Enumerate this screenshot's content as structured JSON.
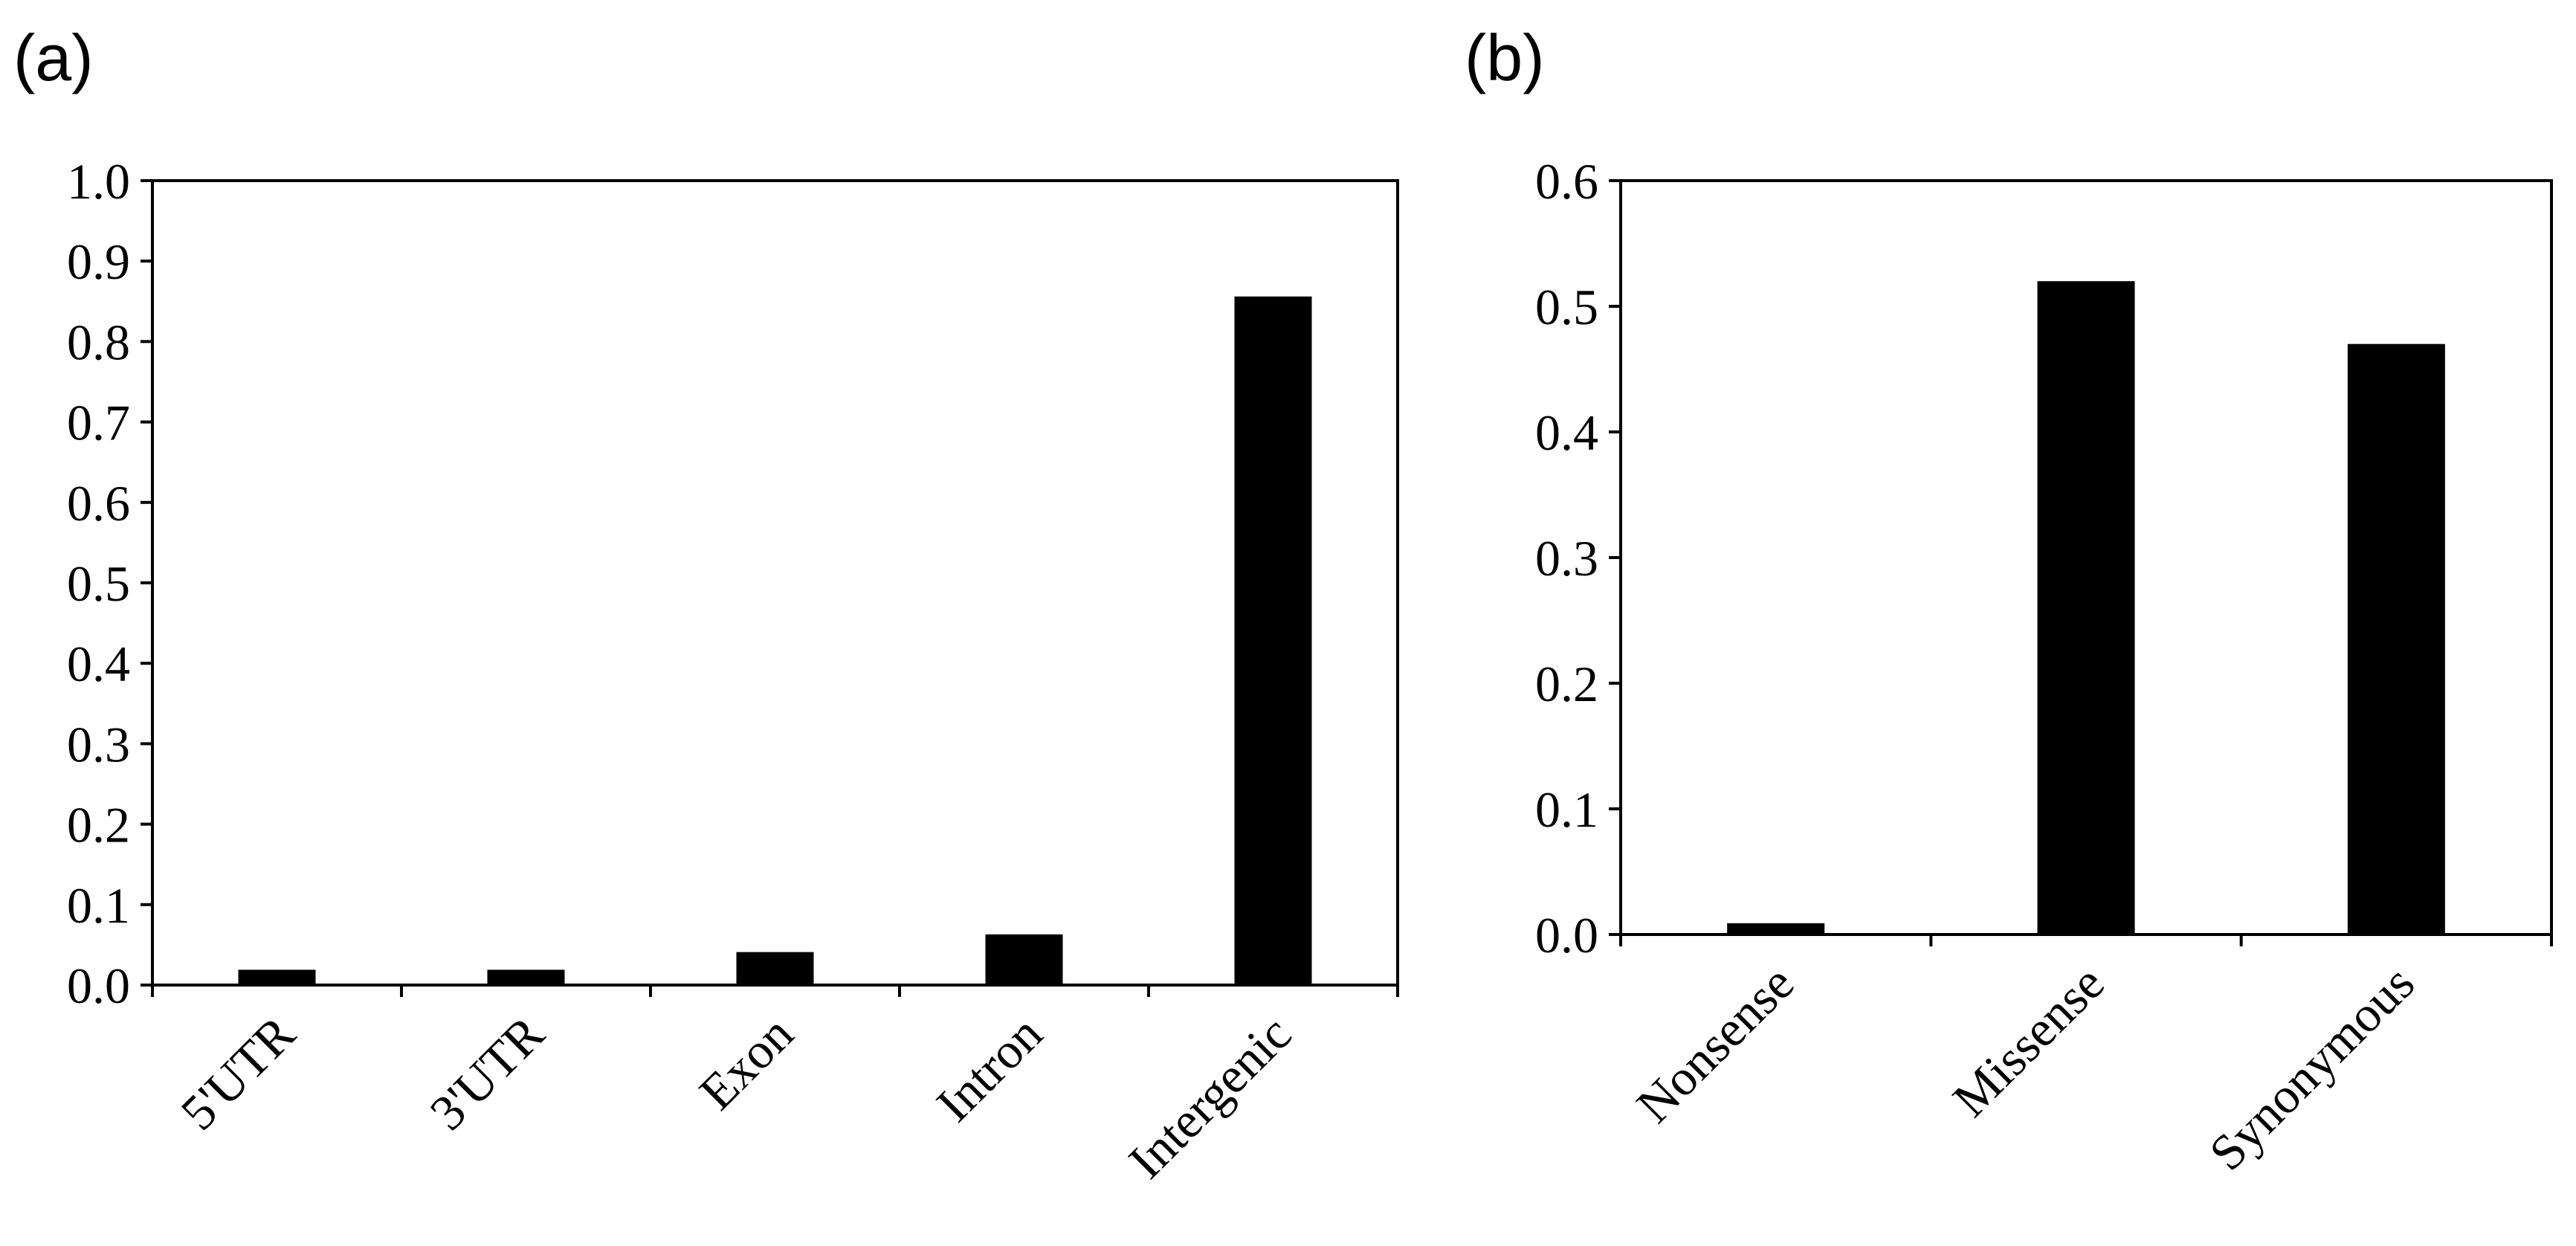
{
  "chart_data": [
    {
      "panel_label": "(a)",
      "type": "bar",
      "categories": [
        "5'UTR",
        "3'UTR",
        "Exon",
        "Intron",
        "Intergenic"
      ],
      "values": [
        0.019,
        0.019,
        0.041,
        0.063,
        0.856
      ],
      "ylim": [
        0,
        1.0
      ],
      "yticks": [
        "0.0",
        "0.1",
        "0.2",
        "0.3",
        "0.4",
        "0.5",
        "0.6",
        "0.7",
        "0.8",
        "0.9",
        "1.0"
      ],
      "bar_color": "#000000",
      "grid": false
    },
    {
      "panel_label": "(b)",
      "type": "bar",
      "categories": [
        "Nonsense",
        "Missense",
        "Synonymous"
      ],
      "values": [
        0.009,
        0.52,
        0.47
      ],
      "ylim": [
        0,
        0.6
      ],
      "yticks": [
        "0.0",
        "0.1",
        "0.2",
        "0.3",
        "0.4",
        "0.5",
        "0.6"
      ],
      "bar_color": "#000000",
      "grid": false
    }
  ]
}
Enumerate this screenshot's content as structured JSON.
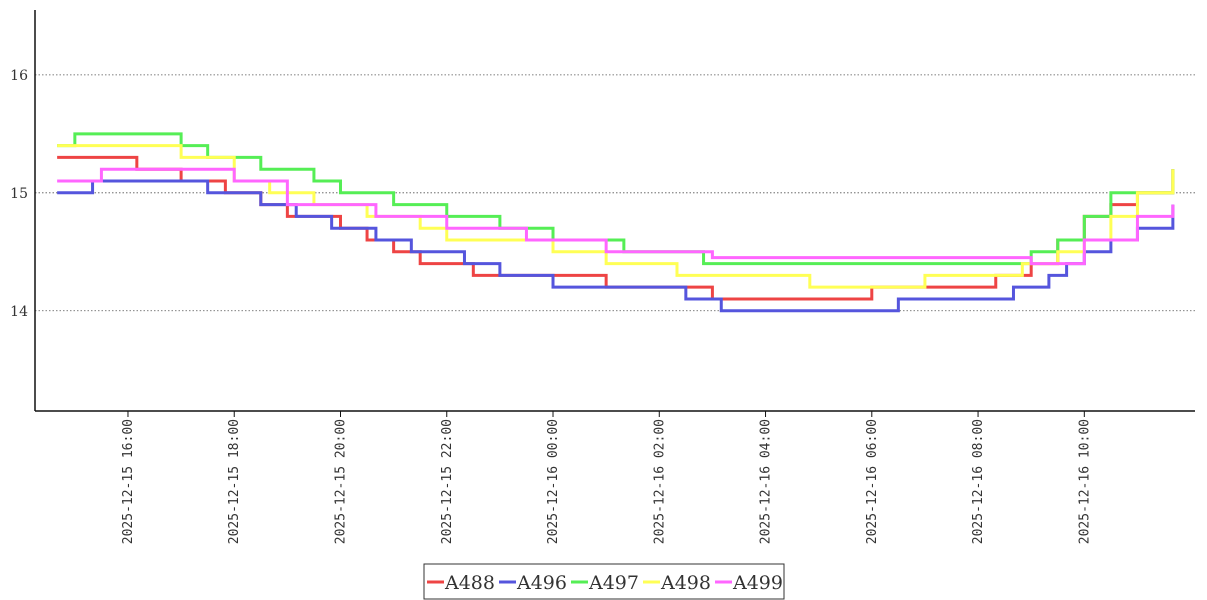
{
  "chart_data": {
    "type": "line",
    "title": "",
    "xlabel": "",
    "ylabel": "",
    "xlim": [
      "2025-12-15 14:15",
      "2025-12-16 12:05"
    ],
    "ylim": [
      13.15,
      16.55
    ],
    "step": true,
    "grid": "horizontal dotted",
    "legend": "bottom-center",
    "y_ticks": [
      "14",
      "15",
      "16"
    ],
    "x_ticks": [
      "2025-12-15 16:00",
      "2025-12-15 18:00",
      "2025-12-15 20:00",
      "2025-12-15 22:00",
      "2025-12-16 00:00",
      "2025-12-16 02:00",
      "2025-12-16 04:00",
      "2025-12-16 06:00",
      "2025-12-16 08:00",
      "2025-12-16 10:00"
    ],
    "series": [
      {
        "name": "A488",
        "color": "#ee4444",
        "x": [
          "2025-12-15 14:40",
          "2025-12-15 16:10",
          "2025-12-15 17:00",
          "2025-12-15 17:50",
          "2025-12-15 18:30",
          "2025-12-15 19:00",
          "2025-12-15 20:00",
          "2025-12-15 20:30",
          "2025-12-15 21:00",
          "2025-12-15 21:30",
          "2025-12-15 22:30",
          "2025-12-15 23:30",
          "2025-12-16 01:00",
          "2025-12-16 02:00",
          "2025-12-16 03:00",
          "2025-12-16 04:00",
          "2025-12-16 06:00",
          "2025-12-16 08:20",
          "2025-12-16 09:00",
          "2025-12-16 09:30",
          "2025-12-16 10:00",
          "2025-12-16 10:30",
          "2025-12-16 11:00",
          "2025-12-16 11:40"
        ],
        "y": [
          15.3,
          15.2,
          15.1,
          15.0,
          14.9,
          14.8,
          14.7,
          14.6,
          14.5,
          14.4,
          14.3,
          14.3,
          14.2,
          14.2,
          14.1,
          14.1,
          14.2,
          14.3,
          14.4,
          14.6,
          14.8,
          14.9,
          15.0,
          15.2
        ]
      },
      {
        "name": "A496",
        "color": "#5555dd",
        "x": [
          "2025-12-15 14:40",
          "2025-12-15 15:20",
          "2025-12-15 16:00",
          "2025-12-15 17:30",
          "2025-12-15 18:30",
          "2025-12-15 19:10",
          "2025-12-15 19:50",
          "2025-12-15 20:40",
          "2025-12-15 21:20",
          "2025-12-15 22:20",
          "2025-12-15 23:00",
          "2025-12-16 00:00",
          "2025-12-16 01:30",
          "2025-12-16 02:30",
          "2025-12-16 03:10",
          "2025-12-16 04:30",
          "2025-12-16 06:30",
          "2025-12-16 08:40",
          "2025-12-16 09:20",
          "2025-12-16 09:40",
          "2025-12-16 10:00",
          "2025-12-16 10:30",
          "2025-12-16 11:00",
          "2025-12-16 11:40"
        ],
        "y": [
          15.0,
          15.1,
          15.1,
          15.0,
          14.9,
          14.8,
          14.7,
          14.6,
          14.5,
          14.4,
          14.3,
          14.2,
          14.2,
          14.1,
          14.0,
          14.0,
          14.1,
          14.2,
          14.3,
          14.4,
          14.5,
          14.6,
          14.7,
          14.9
        ]
      },
      {
        "name": "A497",
        "color": "#55ee55",
        "x": [
          "2025-12-15 14:40",
          "2025-12-15 15:00",
          "2025-12-15 16:00",
          "2025-12-15 17:00",
          "2025-12-15 17:30",
          "2025-12-15 18:30",
          "2025-12-15 19:30",
          "2025-12-15 20:00",
          "2025-12-15 21:00",
          "2025-12-15 22:00",
          "2025-12-15 23:00",
          "2025-12-16 00:00",
          "2025-12-16 01:20",
          "2025-12-16 02:50",
          "2025-12-16 05:00",
          "2025-12-16 07:00",
          "2025-12-16 09:00",
          "2025-12-16 09:30",
          "2025-12-16 10:00",
          "2025-12-16 10:30",
          "2025-12-16 11:00",
          "2025-12-16 11:40"
        ],
        "y": [
          15.4,
          15.5,
          15.5,
          15.4,
          15.3,
          15.2,
          15.1,
          15.0,
          14.9,
          14.8,
          14.7,
          14.6,
          14.5,
          14.4,
          14.4,
          14.4,
          14.5,
          14.6,
          14.8,
          15.0,
          15.0,
          15.2
        ]
      },
      {
        "name": "A498",
        "color": "#ffff55",
        "x": [
          "2025-12-15 14:40",
          "2025-12-15 15:20",
          "2025-12-15 17:00",
          "2025-12-15 18:00",
          "2025-12-15 18:40",
          "2025-12-15 19:30",
          "2025-12-15 20:30",
          "2025-12-15 21:30",
          "2025-12-15 22:00",
          "2025-12-15 23:00",
          "2025-12-16 00:00",
          "2025-12-16 01:00",
          "2025-12-16 02:20",
          "2025-12-16 03:00",
          "2025-12-16 04:50",
          "2025-12-16 06:00",
          "2025-12-16 07:00",
          "2025-12-16 08:50",
          "2025-12-16 09:30",
          "2025-12-16 10:00",
          "2025-12-16 10:30",
          "2025-12-16 11:00",
          "2025-12-16 11:40"
        ],
        "y": [
          15.4,
          15.4,
          15.3,
          15.1,
          15.0,
          14.9,
          14.8,
          14.7,
          14.6,
          14.6,
          14.5,
          14.4,
          14.3,
          14.3,
          14.2,
          14.2,
          14.3,
          14.4,
          14.5,
          14.6,
          14.8,
          15.0,
          15.2
        ]
      },
      {
        "name": "A499",
        "color": "#ff66ff",
        "x": [
          "2025-12-15 14:40",
          "2025-12-15 15:30",
          "2025-12-15 17:00",
          "2025-12-15 18:00",
          "2025-12-15 19:00",
          "2025-12-15 20:00",
          "2025-12-15 20:40",
          "2025-12-15 22:00",
          "2025-12-15 23:30",
          "2025-12-16 00:00",
          "2025-12-16 01:00",
          "2025-12-16 03:00",
          "2025-12-16 09:00",
          "2025-12-16 10:00",
          "2025-12-16 11:00",
          "2025-12-16 11:40"
        ],
        "y": [
          15.1,
          15.2,
          15.2,
          15.1,
          14.9,
          14.9,
          14.8,
          14.7,
          14.6,
          14.6,
          14.5,
          14.45,
          14.4,
          14.6,
          14.8,
          14.9
        ]
      }
    ]
  }
}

********************

* **Description of the task**: Repeat the records above exactly, leaving out the pictures.

* **Exercise answer**:
Enumerate this screenshot's content as structured JSON.
{
  "chart_data": [
    {
      "panel_label": "(a)",
      "type": "bar",
      "categories": [
        "5'UTR",
        "3'UTR",
        "Exon",
        "Intron",
        "Intergenic"
      ],
      "values": [
        0.019,
        0.019,
        0.041,
        0.063,
        0.856
      ],
      "ylim": [
        0,
        1.0
      ],
      "yticks": [
        "0.0",
        "0.1",
        "0.2",
        "0.3",
        "0.4",
        "0.5",
        "0.6",
        "0.7",
        "0.8",
        "0.9",
        "1.0"
      ],
      "bar_color": "#000000",
      "grid": false
    },
    {
      "panel_label": "(b)",
      "type": "bar",
      "categories": [
        "Nonsense",
        "Missense",
        "Synonymous"
      ],
      "values": [
        0.009,
        0.52,
        0.47
      ],
      "ylim": [
        0,
        0.6
      ],
      "yticks": [
        "0.0",
        "0.1",
        "0.2",
        "0.3",
        "0.4",
        "0.5",
        "0.6"
      ],
      "bar_color": "#000000",
      "grid": false
    }
  ]
}
Enumerate this screenshot's content as structured JSON.
{
  "chart_data": {
    "type": "line",
    "title": "",
    "xlabel": "",
    "ylabel": "",
    "xlim": [
      "2025-12-15 14:15",
      "2025-12-16 12:05"
    ],
    "ylim": [
      13.15,
      16.55
    ],
    "step": true,
    "grid": "horizontal dotted",
    "legend": "bottom-center",
    "y_ticks": [
      "14",
      "15",
      "16"
    ],
    "x_ticks": [
      "2025-12-15 16:00",
      "2025-12-15 18:00",
      "2025-12-15 20:00",
      "2025-12-15 22:00",
      "2025-12-16 00:00",
      "2025-12-16 02:00",
      "2025-12-16 04:00",
      "2025-12-16 06:00",
      "2025-12-16 08:00",
      "2025-12-16 10:00"
    ],
    "series": [
      {
        "name": "A488",
        "color": "#ee4444",
        "x": [
          "2025-12-15 14:40",
          "2025-12-15 16:10",
          "2025-12-15 17:00",
          "2025-12-15 17:50",
          "2025-12-15 18:30",
          "2025-12-15 19:00",
          "2025-12-15 20:00",
          "2025-12-15 20:30",
          "2025-12-15 21:00",
          "2025-12-15 21:30",
          "2025-12-15 22:30",
          "2025-12-15 23:30",
          "2025-12-16 01:00",
          "2025-12-16 02:00",
          "2025-12-16 03:00",
          "2025-12-16 04:00",
          "2025-12-16 06:00",
          "2025-12-16 08:20",
          "2025-12-16 09:00",
          "2025-12-16 09:30",
          "2025-12-16 10:00",
          "2025-12-16 10:30",
          "2025-12-16 11:00",
          "2025-12-16 11:40"
        ],
        "y": [
          15.3,
          15.2,
          15.1,
          15.0,
          14.9,
          14.8,
          14.7,
          14.6,
          14.5,
          14.4,
          14.3,
          14.3,
          14.2,
          14.2,
          14.1,
          14.1,
          14.2,
          14.3,
          14.4,
          14.6,
          14.8,
          14.9,
          15.0,
          15.2
        ]
      },
      {
        "name": "A496",
        "color": "#5555dd",
        "x": [
          "2025-12-15 14:40",
          "2025-12-15 15:20",
          "2025-12-15 16:00",
          "2025-12-15 17:30",
          "2025-12-15 18:30",
          "2025-12-15 19:10",
          "2025-12-15 19:50",
          "2025-12-15 20:40",
          "2025-12-15 21:20",
          "2025-12-15 22:20",
          "2025-12-15 23:00",
          "2025-12-16 00:00",
          "2025-12-16 01:30",
          "2025-12-16 02:30",
          "2025-12-16 03:10",
          "2025-12-16 04:30",
          "2025-12-16 06:30",
          "2025-12-16 08:40",
          "2025-12-16 09:20",
          "2025-12-16 09:40",
          "2025-12-16 10:00",
          "2025-12-16 10:30",
          "2025-12-16 11:00",
          "2025-12-16 11:40"
        ],
        "y": [
          15.0,
          15.1,
          15.1,
          15.0,
          14.9,
          14.8,
          14.7,
          14.6,
          14.5,
          14.4,
          14.3,
          14.2,
          14.2,
          14.1,
          14.0,
          14.0,
          14.1,
          14.2,
          14.3,
          14.4,
          14.5,
          14.6,
          14.7,
          14.9
        ]
      },
      {
        "name": "A497",
        "color": "#55ee55",
        "x": [
          "2025-12-15 14:40",
          "2025-12-15 15:00",
          "2025-12-15 16:00",
          "2025-12-15 17:00",
          "2025-12-15 17:30",
          "2025-12-15 18:30",
          "2025-12-15 19:30",
          "2025-12-15 20:00",
          "2025-12-15 21:00",
          "2025-12-15 22:00",
          "2025-12-15 23:00",
          "2025-12-16 00:00",
          "2025-12-16 01:20",
          "2025-12-16 02:50",
          "2025-12-16 05:00",
          "2025-12-16 07:00",
          "2025-12-16 09:00",
          "2025-12-16 09:30",
          "2025-12-16 10:00",
          "2025-12-16 10:30",
          "2025-12-16 11:00",
          "2025-12-16 11:40"
        ],
        "y": [
          15.4,
          15.5,
          15.5,
          15.4,
          15.3,
          15.2,
          15.1,
          15.0,
          14.9,
          14.8,
          14.7,
          14.6,
          14.5,
          14.4,
          14.4,
          14.4,
          14.5,
          14.6,
          14.8,
          15.0,
          15.0,
          15.2
        ]
      },
      {
        "name": "A498",
        "color": "#ffff55",
        "x": [
          "2025-12-15 14:40",
          "2025-12-15 15:20",
          "2025-12-15 17:00",
          "2025-12-15 18:00",
          "2025-12-15 18:40",
          "2025-12-15 19:30",
          "2025-12-15 20:30",
          "2025-12-15 21:30",
          "2025-12-15 22:00",
          "2025-12-15 23:00",
          "2025-12-16 00:00",
          "2025-12-16 01:00",
          "2025-12-16 02:20",
          "2025-12-16 03:00",
          "2025-12-16 04:50",
          "2025-12-16 06:00",
          "2025-12-16 07:00",
          "2025-12-16 08:50",
          "2025-12-16 09:30",
          "2025-12-16 10:00",
          "2025-12-16 10:30",
          "2025-12-16 11:00",
          "2025-12-16 11:40"
        ],
        "y": [
          15.4,
          15.4,
          15.3,
          15.1,
          15.0,
          14.9,
          14.8,
          14.7,
          14.6,
          14.6,
          14.5,
          14.4,
          14.3,
          14.3,
          14.2,
          14.2,
          14.3,
          14.4,
          14.5,
          14.6,
          14.8,
          15.0,
          15.2
        ]
      },
      {
        "name": "A499",
        "color": "#ff66ff",
        "x": [
          "2025-12-15 14:40",
          "2025-12-15 15:30",
          "2025-12-15 17:00",
          "2025-12-15 18:00",
          "2025-12-15 19:00",
          "2025-12-15 20:00",
          "2025-12-15 20:40",
          "2025-12-15 22:00",
          "2025-12-15 23:30",
          "2025-12-16 00:00",
          "2025-12-16 01:00",
          "2025-12-16 03:00",
          "2025-12-16 09:00",
          "2025-12-16 10:00",
          "2025-12-16 11:00",
          "2025-12-16 11:40"
        ],
        "y": [
          15.1,
          15.2,
          15.2,
          15.1,
          14.9,
          14.9,
          14.8,
          14.7,
          14.6,
          14.6,
          14.5,
          14.45,
          14.4,
          14.6,
          14.8,
          14.9
        ]
      }
    ]
  }
}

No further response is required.